◆ Supplied records:
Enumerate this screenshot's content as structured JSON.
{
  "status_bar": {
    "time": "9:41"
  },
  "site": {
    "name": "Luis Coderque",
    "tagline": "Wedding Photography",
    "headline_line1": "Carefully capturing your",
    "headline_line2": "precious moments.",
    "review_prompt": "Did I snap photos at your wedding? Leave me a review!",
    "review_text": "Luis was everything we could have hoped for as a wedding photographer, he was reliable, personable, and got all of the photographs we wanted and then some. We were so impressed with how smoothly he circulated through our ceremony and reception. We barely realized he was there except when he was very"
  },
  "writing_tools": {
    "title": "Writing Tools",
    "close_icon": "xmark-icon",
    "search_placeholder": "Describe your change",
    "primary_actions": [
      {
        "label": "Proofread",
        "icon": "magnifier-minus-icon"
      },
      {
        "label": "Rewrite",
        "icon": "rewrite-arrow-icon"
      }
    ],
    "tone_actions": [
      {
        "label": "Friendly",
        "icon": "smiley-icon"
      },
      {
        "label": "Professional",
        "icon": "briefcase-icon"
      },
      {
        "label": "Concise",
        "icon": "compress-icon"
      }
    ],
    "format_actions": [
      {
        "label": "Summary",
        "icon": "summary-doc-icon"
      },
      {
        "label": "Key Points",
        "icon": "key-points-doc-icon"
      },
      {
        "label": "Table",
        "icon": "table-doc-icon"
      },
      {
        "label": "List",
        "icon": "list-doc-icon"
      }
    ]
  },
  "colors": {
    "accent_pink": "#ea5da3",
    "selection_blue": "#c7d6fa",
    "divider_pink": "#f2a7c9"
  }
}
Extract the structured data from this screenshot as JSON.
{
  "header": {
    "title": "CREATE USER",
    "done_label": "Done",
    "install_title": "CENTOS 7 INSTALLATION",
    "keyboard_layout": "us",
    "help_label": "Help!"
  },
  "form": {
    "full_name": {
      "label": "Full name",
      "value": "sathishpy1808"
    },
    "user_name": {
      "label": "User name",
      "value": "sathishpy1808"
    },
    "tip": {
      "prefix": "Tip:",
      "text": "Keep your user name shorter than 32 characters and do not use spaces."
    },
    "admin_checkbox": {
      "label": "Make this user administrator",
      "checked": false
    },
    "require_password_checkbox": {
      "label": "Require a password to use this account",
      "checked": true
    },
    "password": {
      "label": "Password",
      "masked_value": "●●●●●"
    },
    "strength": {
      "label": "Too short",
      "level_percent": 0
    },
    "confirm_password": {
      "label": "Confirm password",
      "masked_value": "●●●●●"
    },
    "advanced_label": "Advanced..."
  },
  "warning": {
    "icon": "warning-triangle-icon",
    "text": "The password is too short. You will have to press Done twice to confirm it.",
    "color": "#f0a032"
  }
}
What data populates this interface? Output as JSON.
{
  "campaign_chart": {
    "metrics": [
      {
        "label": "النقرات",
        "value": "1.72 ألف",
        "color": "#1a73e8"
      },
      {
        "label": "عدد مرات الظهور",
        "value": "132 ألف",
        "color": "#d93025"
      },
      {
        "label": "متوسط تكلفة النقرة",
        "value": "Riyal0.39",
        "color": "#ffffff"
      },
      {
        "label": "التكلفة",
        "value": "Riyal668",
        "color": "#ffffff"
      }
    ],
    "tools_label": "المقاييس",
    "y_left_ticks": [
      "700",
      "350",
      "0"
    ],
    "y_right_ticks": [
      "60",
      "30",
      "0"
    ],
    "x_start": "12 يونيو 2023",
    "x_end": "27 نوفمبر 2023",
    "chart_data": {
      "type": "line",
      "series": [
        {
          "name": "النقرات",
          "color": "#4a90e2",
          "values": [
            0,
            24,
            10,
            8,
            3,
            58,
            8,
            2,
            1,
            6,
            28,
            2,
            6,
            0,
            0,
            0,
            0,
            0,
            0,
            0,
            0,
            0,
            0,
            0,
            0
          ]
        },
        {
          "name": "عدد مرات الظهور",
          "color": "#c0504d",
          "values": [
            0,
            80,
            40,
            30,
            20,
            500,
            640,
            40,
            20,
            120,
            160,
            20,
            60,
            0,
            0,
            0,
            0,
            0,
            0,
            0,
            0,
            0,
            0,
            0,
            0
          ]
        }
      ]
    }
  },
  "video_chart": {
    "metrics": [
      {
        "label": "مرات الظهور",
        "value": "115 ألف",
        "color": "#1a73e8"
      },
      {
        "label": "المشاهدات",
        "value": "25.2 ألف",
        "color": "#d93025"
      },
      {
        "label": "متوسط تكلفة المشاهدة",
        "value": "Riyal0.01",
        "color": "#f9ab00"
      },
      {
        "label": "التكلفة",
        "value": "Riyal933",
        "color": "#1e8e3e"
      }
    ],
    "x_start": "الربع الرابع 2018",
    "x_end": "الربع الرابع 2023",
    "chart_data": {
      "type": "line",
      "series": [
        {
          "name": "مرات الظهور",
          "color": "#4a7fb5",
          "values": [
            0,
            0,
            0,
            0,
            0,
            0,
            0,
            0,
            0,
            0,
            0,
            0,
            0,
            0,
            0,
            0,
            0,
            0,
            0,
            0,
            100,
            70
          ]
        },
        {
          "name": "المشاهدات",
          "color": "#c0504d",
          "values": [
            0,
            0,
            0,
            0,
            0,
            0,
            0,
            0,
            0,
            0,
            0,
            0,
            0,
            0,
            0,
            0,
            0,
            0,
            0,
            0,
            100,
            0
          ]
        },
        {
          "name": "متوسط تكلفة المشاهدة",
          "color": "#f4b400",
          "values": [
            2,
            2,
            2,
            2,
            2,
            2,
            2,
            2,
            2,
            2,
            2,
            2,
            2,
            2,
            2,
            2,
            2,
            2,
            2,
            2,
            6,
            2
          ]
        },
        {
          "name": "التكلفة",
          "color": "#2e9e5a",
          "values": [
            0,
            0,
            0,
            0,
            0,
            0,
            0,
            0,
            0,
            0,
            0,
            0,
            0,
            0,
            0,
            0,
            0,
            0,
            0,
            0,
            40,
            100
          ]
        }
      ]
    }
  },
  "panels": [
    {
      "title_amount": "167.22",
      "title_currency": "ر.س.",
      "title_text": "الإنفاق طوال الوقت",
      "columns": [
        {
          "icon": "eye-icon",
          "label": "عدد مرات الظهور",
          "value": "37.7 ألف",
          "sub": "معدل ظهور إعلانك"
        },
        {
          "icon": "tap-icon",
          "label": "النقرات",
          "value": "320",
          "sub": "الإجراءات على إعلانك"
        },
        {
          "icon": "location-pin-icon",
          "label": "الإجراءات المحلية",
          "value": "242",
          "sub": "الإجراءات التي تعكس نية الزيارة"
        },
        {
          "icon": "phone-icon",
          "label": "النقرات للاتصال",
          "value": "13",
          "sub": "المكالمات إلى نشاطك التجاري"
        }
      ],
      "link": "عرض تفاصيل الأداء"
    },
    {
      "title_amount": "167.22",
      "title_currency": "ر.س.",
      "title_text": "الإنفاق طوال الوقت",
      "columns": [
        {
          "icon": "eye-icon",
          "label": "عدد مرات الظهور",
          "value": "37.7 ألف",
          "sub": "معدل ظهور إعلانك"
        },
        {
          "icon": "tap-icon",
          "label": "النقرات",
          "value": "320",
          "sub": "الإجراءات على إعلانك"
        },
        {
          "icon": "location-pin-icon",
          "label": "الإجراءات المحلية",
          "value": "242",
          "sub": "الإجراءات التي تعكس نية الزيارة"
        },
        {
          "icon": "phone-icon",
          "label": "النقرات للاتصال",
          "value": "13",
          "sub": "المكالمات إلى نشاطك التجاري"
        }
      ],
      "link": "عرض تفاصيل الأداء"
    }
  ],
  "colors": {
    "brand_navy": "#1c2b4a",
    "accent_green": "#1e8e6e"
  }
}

◆ Aim of the exercise: Please return the data above exactly as given.

◆ The reply:
Enumerate this screenshot's content as structured JSON.
{
  "status_bar": {
    "time": "9:41"
  },
  "site": {
    "name": "Luis Coderque",
    "tagline": "Wedding Photography",
    "headline_line1": "Carefully capturing your",
    "headline_line2": "precious moments.",
    "review_prompt": "Did I snap photos at your wedding? Leave me a review!",
    "review_text": "Luis was everything we could have hoped for as a wedding photographer, he was reliable, personable, and got all of the photographs we wanted and then some. We were so impressed with how smoothly he circulated through our ceremony and reception. We barely realized he was there except when he was very"
  },
  "writing_tools": {
    "title": "Writing Tools",
    "close_icon": "xmark-icon",
    "search_placeholder": "Describe your change",
    "primary_actions": [
      {
        "label": "Proofread",
        "icon": "magnifier-minus-icon"
      },
      {
        "label": "Rewrite",
        "icon": "rewrite-arrow-icon"
      }
    ],
    "tone_actions": [
      {
        "label": "Friendly",
        "icon": "smiley-icon"
      },
      {
        "label": "Professional",
        "icon": "briefcase-icon"
      },
      {
        "label": "Concise",
        "icon": "compress-icon"
      }
    ],
    "format_actions": [
      {
        "label": "Summary",
        "icon": "summary-doc-icon"
      },
      {
        "label": "Key Points",
        "icon": "key-points-doc-icon"
      },
      {
        "label": "Table",
        "icon": "table-doc-icon"
      },
      {
        "label": "List",
        "icon": "list-doc-icon"
      }
    ]
  },
  "colors": {
    "accent_pink": "#ea5da3",
    "selection_blue": "#c7d6fa",
    "divider_pink": "#f2a7c9"
  }
}
Extract the structured data from this screenshot as JSON.
{
  "header": {
    "title": "CREATE USER",
    "done_label": "Done",
    "install_title": "CENTOS 7 INSTALLATION",
    "keyboard_layout": "us",
    "help_label": "Help!"
  },
  "form": {
    "full_name": {
      "label": "Full name",
      "value": "sathishpy1808"
    },
    "user_name": {
      "label": "User name",
      "value": "sathishpy1808"
    },
    "tip": {
      "prefix": "Tip:",
      "text": "Keep your user name shorter than 32 characters and do not use spaces."
    },
    "admin_checkbox": {
      "label": "Make this user administrator",
      "checked": false
    },
    "require_password_checkbox": {
      "label": "Require a password to use this account",
      "checked": true
    },
    "password": {
      "label": "Password",
      "masked_value": "●●●●●"
    },
    "strength": {
      "label": "Too short",
      "level_percent": 0
    },
    "confirm_password": {
      "label": "Confirm password",
      "masked_value": "●●●●●"
    },
    "advanced_label": "Advanced..."
  },
  "warning": {
    "icon": "warning-triangle-icon",
    "text": "The password is too short. You will have to press Done twice to confirm it.",
    "color": "#f0a032"
  }
}
What data populates this interface? Output as JSON.
{
  "campaign_chart": {
    "metrics": [
      {
        "label": "النقرات",
        "value": "1.72 ألف",
        "color": "#1a73e8"
      },
      {
        "label": "عدد مرات الظهور",
        "value": "132 ألف",
        "color": "#d93025"
      },
      {
        "label": "متوسط تكلفة النقرة",
        "value": "Riyal0.39",
        "color": "#ffffff"
      },
      {
        "label": "التكلفة",
        "value": "Riyal668",
        "color": "#ffffff"
      }
    ],
    "tools_label": "المقاييس",
    "y_left_ticks": [
      "700",
      "350",
      "0"
    ],
    "y_right_ticks": [
      "60",
      "30",
      "0"
    ],
    "x_start": "12 يونيو 2023",
    "x_end": "27 نوفمبر 2023",
    "chart_data": {
      "type": "line",
      "series": [
        {
          "name": "النقرات",
          "color": "#4a90e2",
          "values": [
            0,
            24,
            10,
            8,
            3,
            58,
            8,
            2,
            1,
            6,
            28,
            2,
            6,
            0,
            0,
            0,
            0,
            0,
            0,
            0,
            0,
            0,
            0,
            0,
            0
          ]
        },
        {
          "name": "عدد مرات الظهور",
          "color": "#c0504d",
          "values": [
            0,
            80,
            40,
            30,
            20,
            500,
            640,
            40,
            20,
            120,
            160,
            20,
            60,
            0,
            0,
            0,
            0,
            0,
            0,
            0,
            0,
            0,
            0,
            0,
            0
          ]
        }
      ]
    }
  },
  "video_chart": {
    "metrics": [
      {
        "label": "مرات الظهور",
        "value": "115 ألف",
        "color": "#1a73e8"
      },
      {
        "label": "المشاهدات",
        "value": "25.2 ألف",
        "color": "#d93025"
      },
      {
        "label": "متوسط تكلفة المشاهدة",
        "value": "Riyal0.01",
        "color": "#f9ab00"
      },
      {
        "label": "التكلفة",
        "value": "Riyal933",
        "color": "#1e8e3e"
      }
    ],
    "x_start": "الربع الرابع 2018",
    "x_end": "الربع الرابع 2023",
    "chart_data": {
      "type": "line",
      "series": [
        {
          "name": "مرات الظهور",
          "color": "#4a7fb5",
          "values": [
            0,
            0,
            0,
            0,
            0,
            0,
            0,
            0,
            0,
            0,
            0,
            0,
            0,
            0,
            0,
            0,
            0,
            0,
            0,
            0,
            100,
            70
          ]
        },
        {
          "name": "المشاهدات",
          "color": "#c0504d",
          "values": [
            0,
            0,
            0,
            0,
            0,
            0,
            0,
            0,
            0,
            0,
            0,
            0,
            0,
            0,
            0,
            0,
            0,
            0,
            0,
            0,
            100,
            0
          ]
        },
        {
          "name": "متوسط تكلفة المشاهدة",
          "color": "#f4b400",
          "values": [
            2,
            2,
            2,
            2,
            2,
            2,
            2,
            2,
            2,
            2,
            2,
            2,
            2,
            2,
            2,
            2,
            2,
            2,
            2,
            2,
            6,
            2
          ]
        },
        {
          "name": "التكلفة",
          "color": "#2e9e5a",
          "values": [
            0,
            0,
            0,
            0,
            0,
            0,
            0,
            0,
            0,
            0,
            0,
            0,
            0,
            0,
            0,
            0,
            0,
            0,
            0,
            0,
            40,
            100
          ]
        }
      ]
    }
  },
  "panels": [
    {
      "title_amount": "167.22",
      "title_currency": "ر.س.",
      "title_text": "الإنفاق طوال الوقت",
      "columns": [
        {
          "icon": "eye-icon",
          "label": "عدد مرات الظهور",
          "value": "37.7 ألف",
          "sub": "معدل ظهور إعلانك"
        },
        {
          "icon": "tap-icon",
          "label": "النقرات",
          "value": "320",
          "sub": "الإجراءات على إعلانك"
        },
        {
          "icon": "location-pin-icon",
          "label": "الإجراءات المحلية",
          "value": "242",
          "sub": "الإجراءات التي تعكس نية الزيارة"
        },
        {
          "icon": "phone-icon",
          "label": "النقرات للاتصال",
          "value": "13",
          "sub": "المكالمات إلى نشاطك التجاري"
        }
      ],
      "link": "عرض تفاصيل الأداء"
    },
    {
      "title_amount": "167.22",
      "title_currency": "ر.س.",
      "title_text": "الإنفاق طوال الوقت",
      "columns": [
        {
          "icon": "eye-icon",
          "label": "عدد مرات الظهور",
          "value": "37.7 ألف",
          "sub": "معدل ظهور إعلانك"
        },
        {
          "icon": "tap-icon",
          "label": "النقرات",
          "value": "320",
          "sub": "الإجراءات على إعلانك"
        },
        {
          "icon": "location-pin-icon",
          "label": "الإجراءات المحلية",
          "value": "242",
          "sub": "الإجراءات التي تعكس نية الزيارة"
        },
        {
          "icon": "phone-icon",
          "label": "النقرات للاتصال",
          "value": "13",
          "sub": "المكالمات إلى نشاطك التجاري"
        }
      ],
      "link": "عرض تفاصيل الأداء"
    }
  ],
  "colors": {
    "brand_navy": "#1c2b4a",
    "accent_green": "#1e8e6e"
  }
}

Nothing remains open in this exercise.